* [Raw records]
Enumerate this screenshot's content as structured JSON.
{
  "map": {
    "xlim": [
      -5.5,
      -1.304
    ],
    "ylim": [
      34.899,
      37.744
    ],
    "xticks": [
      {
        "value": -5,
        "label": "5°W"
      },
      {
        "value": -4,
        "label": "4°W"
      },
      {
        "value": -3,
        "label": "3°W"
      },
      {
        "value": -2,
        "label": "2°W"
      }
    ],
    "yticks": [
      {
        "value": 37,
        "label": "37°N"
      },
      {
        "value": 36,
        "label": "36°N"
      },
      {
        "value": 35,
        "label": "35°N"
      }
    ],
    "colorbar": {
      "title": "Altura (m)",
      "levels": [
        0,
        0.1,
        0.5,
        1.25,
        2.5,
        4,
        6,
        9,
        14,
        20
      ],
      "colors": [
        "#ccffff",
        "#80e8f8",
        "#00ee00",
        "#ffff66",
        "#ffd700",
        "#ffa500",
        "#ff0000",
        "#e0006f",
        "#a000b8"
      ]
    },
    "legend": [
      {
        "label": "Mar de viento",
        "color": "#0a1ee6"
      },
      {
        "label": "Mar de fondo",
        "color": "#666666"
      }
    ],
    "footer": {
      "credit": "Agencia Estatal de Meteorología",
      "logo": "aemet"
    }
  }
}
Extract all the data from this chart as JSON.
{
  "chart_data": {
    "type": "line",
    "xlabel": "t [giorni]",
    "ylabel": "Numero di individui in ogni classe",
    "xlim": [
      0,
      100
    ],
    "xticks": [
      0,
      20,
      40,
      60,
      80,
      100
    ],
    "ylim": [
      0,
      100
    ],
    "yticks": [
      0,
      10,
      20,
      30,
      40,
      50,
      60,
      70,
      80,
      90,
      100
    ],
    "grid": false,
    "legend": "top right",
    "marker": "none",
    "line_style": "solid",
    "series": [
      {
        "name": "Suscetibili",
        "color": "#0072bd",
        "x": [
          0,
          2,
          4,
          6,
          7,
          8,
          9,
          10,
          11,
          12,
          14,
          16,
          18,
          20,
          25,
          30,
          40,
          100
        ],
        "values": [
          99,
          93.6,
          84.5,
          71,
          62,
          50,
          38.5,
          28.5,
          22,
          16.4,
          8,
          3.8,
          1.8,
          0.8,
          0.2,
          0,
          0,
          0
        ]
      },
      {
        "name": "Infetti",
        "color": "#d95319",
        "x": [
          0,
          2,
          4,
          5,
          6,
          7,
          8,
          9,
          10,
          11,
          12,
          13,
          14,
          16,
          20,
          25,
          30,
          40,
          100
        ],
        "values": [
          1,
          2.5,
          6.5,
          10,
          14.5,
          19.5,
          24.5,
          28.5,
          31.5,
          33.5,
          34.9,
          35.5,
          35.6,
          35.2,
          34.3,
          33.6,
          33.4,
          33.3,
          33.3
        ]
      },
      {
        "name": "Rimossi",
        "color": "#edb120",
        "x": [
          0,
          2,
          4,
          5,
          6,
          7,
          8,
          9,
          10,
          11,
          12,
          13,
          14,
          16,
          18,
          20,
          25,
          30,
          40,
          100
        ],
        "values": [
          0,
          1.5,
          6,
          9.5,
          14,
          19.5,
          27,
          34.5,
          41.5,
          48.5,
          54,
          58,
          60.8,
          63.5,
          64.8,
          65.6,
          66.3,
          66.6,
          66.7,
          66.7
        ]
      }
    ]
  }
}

* [SET TASK]
Find every line that has "this" in it, then return those lines.

* [ANSWER TO THE TASK]
Enumerate this screenshot's content as structured JSON.
Extract all the data from this chart as JSON.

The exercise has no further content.